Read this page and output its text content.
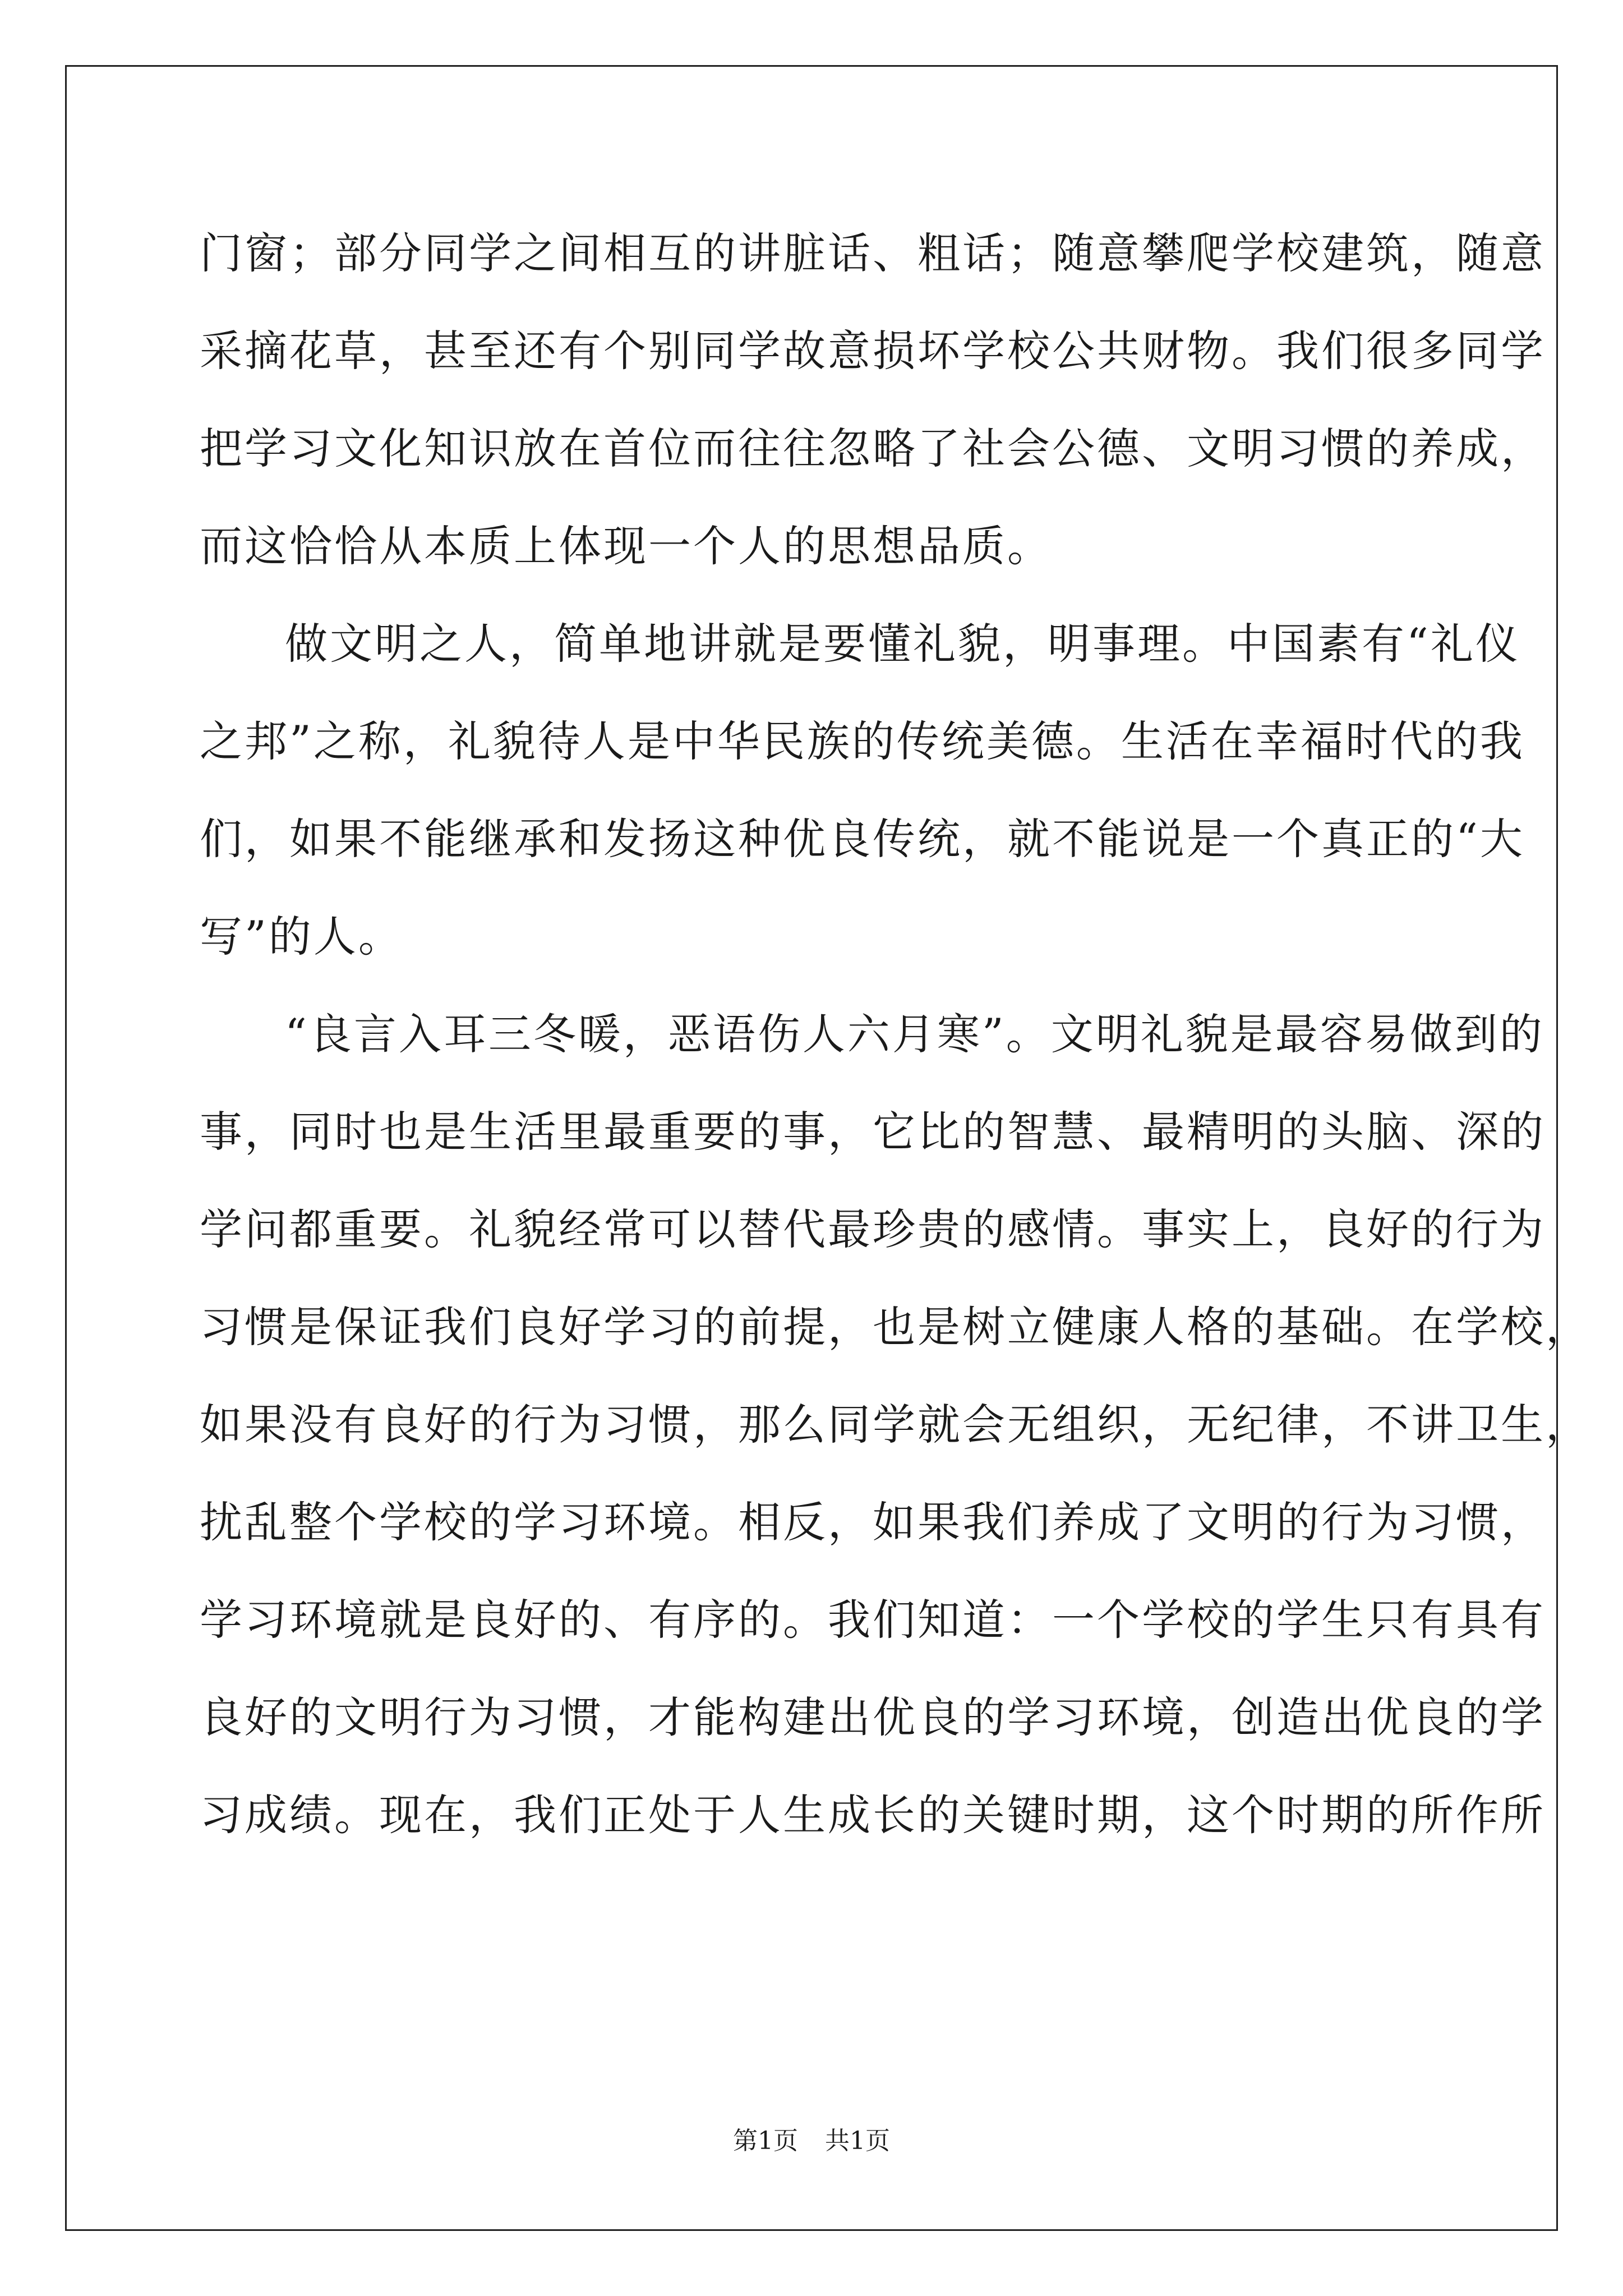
门窗；部分同学之间相互的讲脏话、粗话；随意攀爬学校建筑，随意
采摘花草，甚至还有个别同学故意损坏学校公共财物。我们很多同学
把学习文化知识放在首位而往往忽略了社会公德、文明习惯的养成，
而这恰恰从本质上体现一个人的思想品质。
做文明之人，简单地讲就是要懂礼貌，明事理。中国素有“礼仪
之邦”之称，礼貌待人是中华民族的传统美德。生活在幸福时代的我
们，如果不能继承和发扬这种优良传统，就不能说是一个真正的“大
写”的人。
“良言入耳三冬暖，恶语伤人六月寒”。文明礼貌是最容易做到的
事，同时也是生活里最重要的事，它比的智慧、最精明的头脑、深的
学问都重要。礼貌经常可以替代最珍贵的感情。事实上，良好的行为
习惯是保证我们良好学习的前提，也是树立健康人格的基础。在学校，
如果没有良好的行为习惯，那么同学就会无组织，无纪律，不讲卫生，
扰乱整个学校的学习环境。相反，如果我们养成了文明的行为习惯，
学习环境就是良好的、有序的。我们知道：一个学校的学生只有具有
良好的文明行为习惯，才能构建出优良的学习环境，创造出优良的学
习成绩。现在，我们正处于人生成长的关键时期，这个时期的所作所
第1页 共1页
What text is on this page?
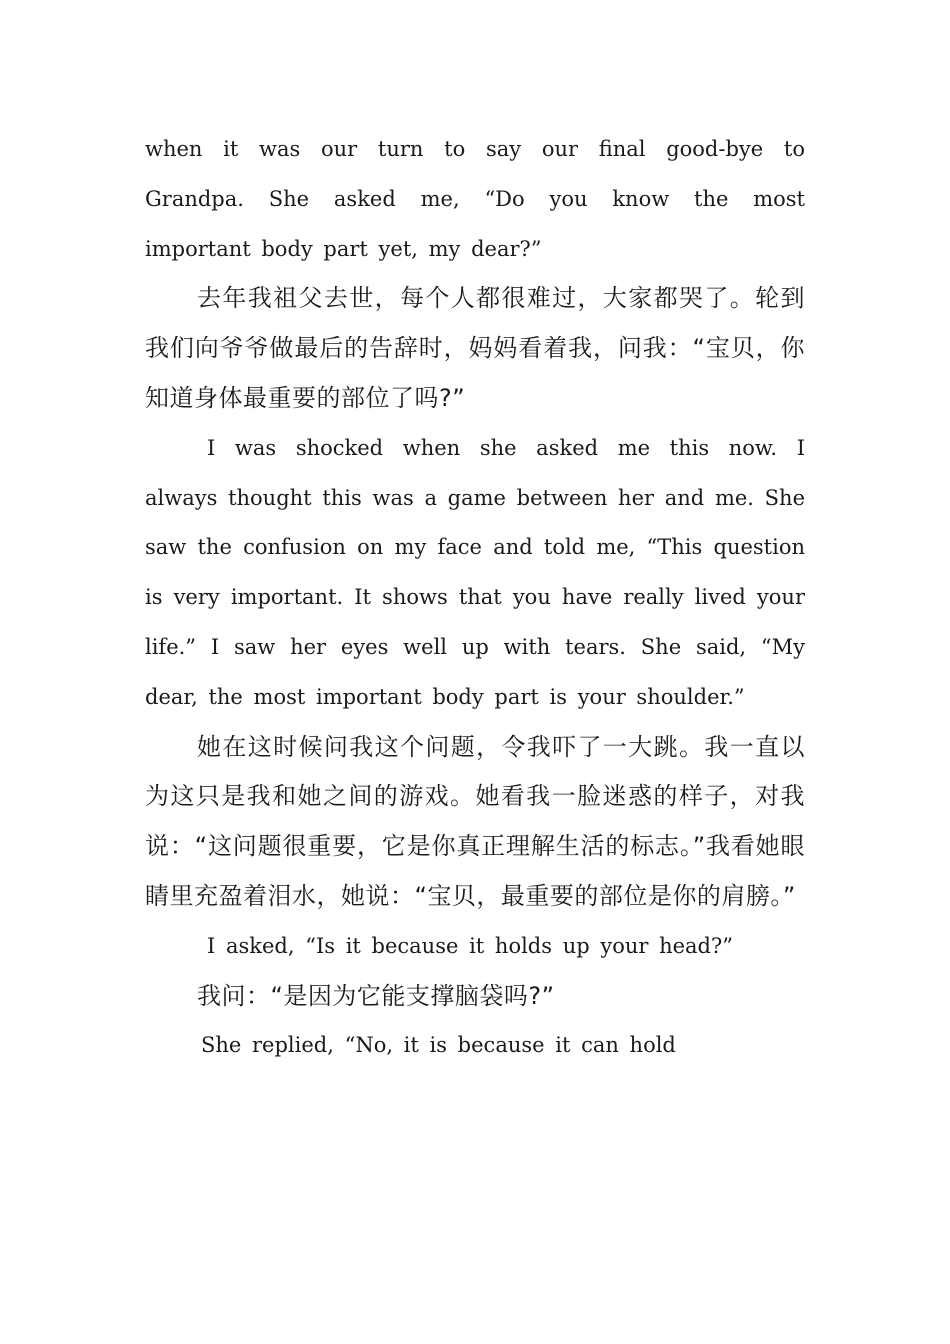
when it was our turn to say our final good-bye to Grandpa. She asked me, “Do you know the most important body part yet, my dear?”

去年我祖父去世，每个人都很难过，大家都哭了。轮到我们向爷爷做最后的告辞时，妈妈看着我，问我：“宝贝，你知道身体最重要的部位了吗?”

I was shocked when she asked me this now. I always thought this was a game between her and me. She saw the confusion on my face and told me, “This question is very important. It shows that you have really lived your life.” I saw her eyes well up with tears. She said, “My dear, the most important body part is your shoulder.”

她在这时候问我这个问题，令我吓了一大跳。我一直以为这只是我和她之间的游戏。她看我一脸迷惑的样子，对我说：“这问题很重要，它是你真正理解生活的标志。”我看她眼睛里充盈着泪水，她说：“宝贝，最重要的部位是你的肩膀。”

I asked, “Is it because it holds up your head?”

我问：“是因为它能支撑脑袋吗?”

She replied, “No, it is because it can hold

> _Task prompt_:
Leave out every picture and write out exactly the lines running from the line containing "What text is on this page?" to the end of the listing above.

> _Exercise response_:
What text is on this page?
when it was our turn to say our final good-bye to Grandpa. She asked me, “Do you know the most important body part yet, my dear?”

去年我祖父去世，每个人都很难过，大家都哭了。轮到我们向爷爷做最后的告辞时，妈妈看着我，问我：“宝贝，你知道身体最重要的部位了吗?”

I was shocked when she asked me this now. I always thought this was a game between her and me. She saw the confusion on my face and told me, “This question is very important. It shows that you have really lived your life.” I saw her eyes well up with tears. She said, “My dear, the most important body part is your shoulder.”

她在这时候问我这个问题，令我吓了一大跳。我一直以为这只是我和她之间的游戏。她看我一脸迷惑的样子，对我说：“这问题很重要，它是你真正理解生活的标志。”我看她眼睛里充盈着泪水，她说：“宝贝，最重要的部位是你的肩膀。”

I asked, “Is it because it holds up your head?”

我问：“是因为它能支撑脑袋吗?”

She replied, “No, it is because it can hold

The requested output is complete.